> **Given instruction**:
Rewrite every line of the records with "chevron-down-icon" replaced by "caret-icon" wherever it occurs, keeping everything else the same. Leave the pictures out of your answer.

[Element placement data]
_ _ _
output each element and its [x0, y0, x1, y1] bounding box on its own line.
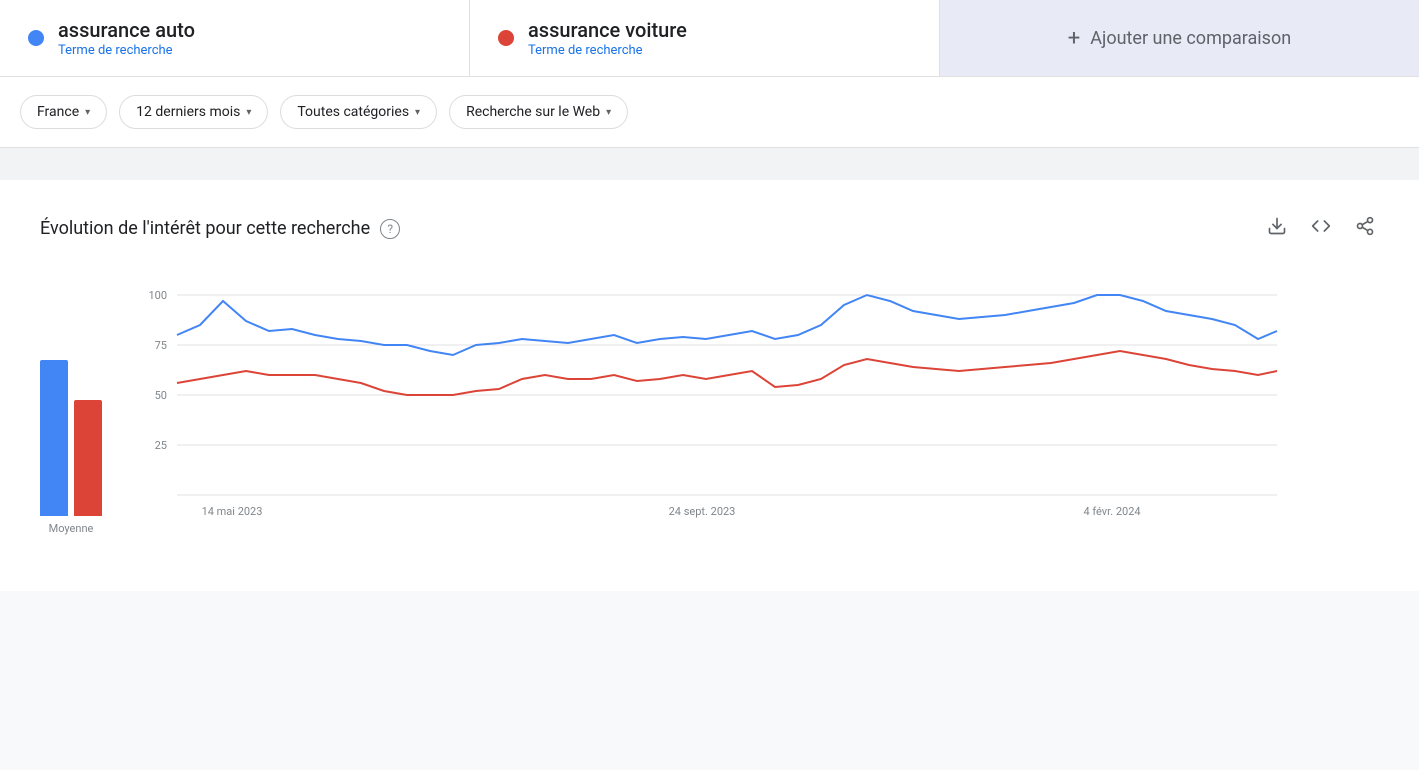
embed-icon[interactable] — [1307, 212, 1335, 245]
section-actions — [1263, 212, 1379, 245]
section-divider — [0, 148, 1419, 180]
search-term-2[interactable]: assurance voiture Terme de recherche — [470, 0, 940, 76]
section-title: Évolution de l'intérêt pour cette recher… — [40, 218, 370, 239]
add-comparison-button[interactable]: + Ajouter une comparaison — [940, 0, 1419, 76]
chevron-down-icon: ▾ — [246, 107, 251, 118]
main-content: Évolution de l'intérêt pour cette recher… — [0, 180, 1419, 591]
bar-chart-area: Moyenne — [40, 316, 102, 559]
term2-subtitle: Terme de recherche — [528, 43, 643, 58]
svg-text:75: 75 — [155, 339, 167, 352]
svg-text:4 févr. 2024: 4 févr. 2024 — [1083, 505, 1140, 518]
svg-text:50: 50 — [155, 389, 167, 402]
svg-text:25: 25 — [155, 439, 167, 452]
filter-search-type[interactable]: Recherche sur le Web ▾ — [449, 95, 628, 129]
term2-dot — [498, 30, 514, 46]
chevron-down-icon: ▾ — [606, 107, 611, 118]
term1-text: assurance auto Terme de recherche — [58, 18, 195, 58]
plus-icon: + — [1068, 26, 1080, 51]
filter-country[interactable]: France ▾ — [20, 95, 107, 129]
filters-bar: France ▾ 12 derniers mois ▾ Toutes catég… — [0, 77, 1419, 148]
share-icon[interactable] — [1351, 212, 1379, 245]
bar-red — [74, 400, 102, 516]
chevron-down-icon: ▾ — [415, 107, 420, 118]
blue-trend-line — [177, 295, 1277, 355]
chart-container: Moyenne 100 75 50 25 14 mai 2023 — [40, 275, 1379, 559]
filter-period-label: 12 derniers mois — [136, 104, 240, 120]
line-chart-area: 100 75 50 25 14 mai 2023 24 sept. 2023 4… — [132, 275, 1379, 559]
filter-search-type-label: Recherche sur le Web — [466, 104, 600, 120]
term2-label: assurance voiture — [528, 18, 687, 42]
filter-period[interactable]: 12 derniers mois ▾ — [119, 95, 268, 129]
svg-text:14 mai 2023: 14 mai 2023 — [202, 505, 263, 518]
filter-country-label: France — [37, 104, 79, 120]
filter-categories-label: Toutes catégories — [297, 104, 409, 120]
add-comparison-label: Ajouter une comparaison — [1090, 28, 1291, 49]
red-trend-line — [177, 351, 1277, 395]
section-header: Évolution de l'intérêt pour cette recher… — [40, 212, 1379, 245]
term1-subtitle: Terme de recherche — [58, 43, 173, 58]
download-icon[interactable] — [1263, 212, 1291, 245]
search-terms-bar: assurance auto Terme de recherche assura… — [0, 0, 1419, 77]
search-term-1[interactable]: assurance auto Terme de recherche — [0, 0, 470, 76]
svg-text:24 sept. 2023: 24 sept. 2023 — [669, 505, 736, 518]
chevron-down-icon: ▾ — [85, 107, 90, 118]
line-chart-svg: 100 75 50 25 14 mai 2023 24 sept. 2023 4… — [132, 275, 1282, 555]
term2-text: assurance voiture Terme de recherche — [528, 18, 687, 58]
help-icon[interactable]: ? — [380, 219, 400, 239]
bar-blue — [40, 360, 68, 516]
term1-label: assurance auto — [58, 18, 195, 42]
term1-dot — [28, 30, 44, 46]
bars — [40, 316, 102, 516]
filter-categories[interactable]: Toutes catégories ▾ — [280, 95, 437, 129]
bar-chart-label: Moyenne — [49, 522, 94, 535]
section-title-group: Évolution de l'intérêt pour cette recher… — [40, 218, 400, 239]
svg-text:100: 100 — [148, 289, 167, 302]
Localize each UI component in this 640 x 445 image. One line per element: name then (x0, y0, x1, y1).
_ _ _
> **The reply**:
output each element and its [x0, y0, x1, y1] bounding box on its own line.
embed-icon[interactable] — [1307, 212, 1335, 245]
section-actions — [1263, 212, 1379, 245]
section-divider — [0, 148, 1419, 180]
search-term-2[interactable]: assurance voiture Terme de recherche — [470, 0, 940, 76]
section-title: Évolution de l'intérêt pour cette recher… — [40, 218, 370, 239]
add-comparison-button[interactable]: + Ajouter une comparaison — [940, 0, 1419, 76]
caret-icon: ▾ — [246, 107, 251, 118]
main-content: Évolution de l'intérêt pour cette recher… — [0, 180, 1419, 591]
bar-chart-area: Moyenne — [40, 316, 102, 559]
term2-subtitle: Terme de recherche — [528, 43, 643, 58]
svg-text:75: 75 — [155, 339, 167, 352]
svg-text:4 févr. 2024: 4 févr. 2024 — [1083, 505, 1140, 518]
svg-text:50: 50 — [155, 389, 167, 402]
svg-text:25: 25 — [155, 439, 167, 452]
filter-search-type[interactable]: Recherche sur le Web ▾ — [449, 95, 628, 129]
term2-dot — [498, 30, 514, 46]
caret-icon: ▾ — [606, 107, 611, 118]
term1-text: assurance auto Terme de recherche — [58, 18, 195, 58]
plus-icon: + — [1068, 26, 1080, 51]
filter-country[interactable]: France ▾ — [20, 95, 107, 129]
filters-bar: France ▾ 12 derniers mois ▾ Toutes catég… — [0, 77, 1419, 148]
share-icon[interactable] — [1351, 212, 1379, 245]
bar-red — [74, 400, 102, 516]
caret-icon: ▾ — [415, 107, 420, 118]
blue-trend-line — [177, 295, 1277, 355]
chart-container: Moyenne 100 75 50 25 14 mai 2023 — [40, 275, 1379, 559]
filter-period-label: 12 derniers mois — [136, 104, 240, 120]
line-chart-area: 100 75 50 25 14 mai 2023 24 sept. 2023 4… — [132, 275, 1379, 559]
filter-search-type-label: Recherche sur le Web — [466, 104, 600, 120]
term2-label: assurance voiture — [528, 18, 687, 42]
filter-period[interactable]: 12 derniers mois ▾ — [119, 95, 268, 129]
svg-text:14 mai 2023: 14 mai 2023 — [202, 505, 263, 518]
filter-country-label: France — [37, 104, 79, 120]
filter-categories-label: Toutes catégories — [297, 104, 409, 120]
add-comparison-label: Ajouter une comparaison — [1090, 28, 1291, 49]
red-trend-line — [177, 351, 1277, 395]
section-header: Évolution de l'intérêt pour cette recher… — [40, 212, 1379, 245]
term1-subtitle: Terme de recherche — [58, 43, 173, 58]
download-icon[interactable] — [1263, 212, 1291, 245]
search-terms-bar: assurance auto Terme de recherche assura… — [0, 0, 1419, 77]
search-term-1[interactable]: assurance auto Terme de recherche — [0, 0, 470, 76]
svg-text:24 sept. 2023: 24 sept. 2023 — [669, 505, 736, 518]
caret-icon: ▾ — [85, 107, 90, 118]
line-chart-svg: 100 75 50 25 14 mai 2023 24 sept. 2023 4… — [132, 275, 1282, 555]
term2-text: assurance voiture Terme de recherche — [528, 18, 687, 58]
help-icon[interactable]: ? — [380, 219, 400, 239]
bar-blue — [40, 360, 68, 516]
term1-label: assurance auto — [58, 18, 195, 42]
term1-dot — [28, 30, 44, 46]
bars — [40, 316, 102, 516]
filter-categories[interactable]: Toutes catégories ▾ — [280, 95, 437, 129]
bar-chart-label: Moyenne — [49, 522, 94, 535]
section-title-group: Évolution de l'intérêt pour cette recher… — [40, 218, 400, 239]
svg-text:100: 100 — [148, 289, 167, 302]
Localize each UI component in this 640 x 445 image. One line per element: name then (x0, y0, x1, y1).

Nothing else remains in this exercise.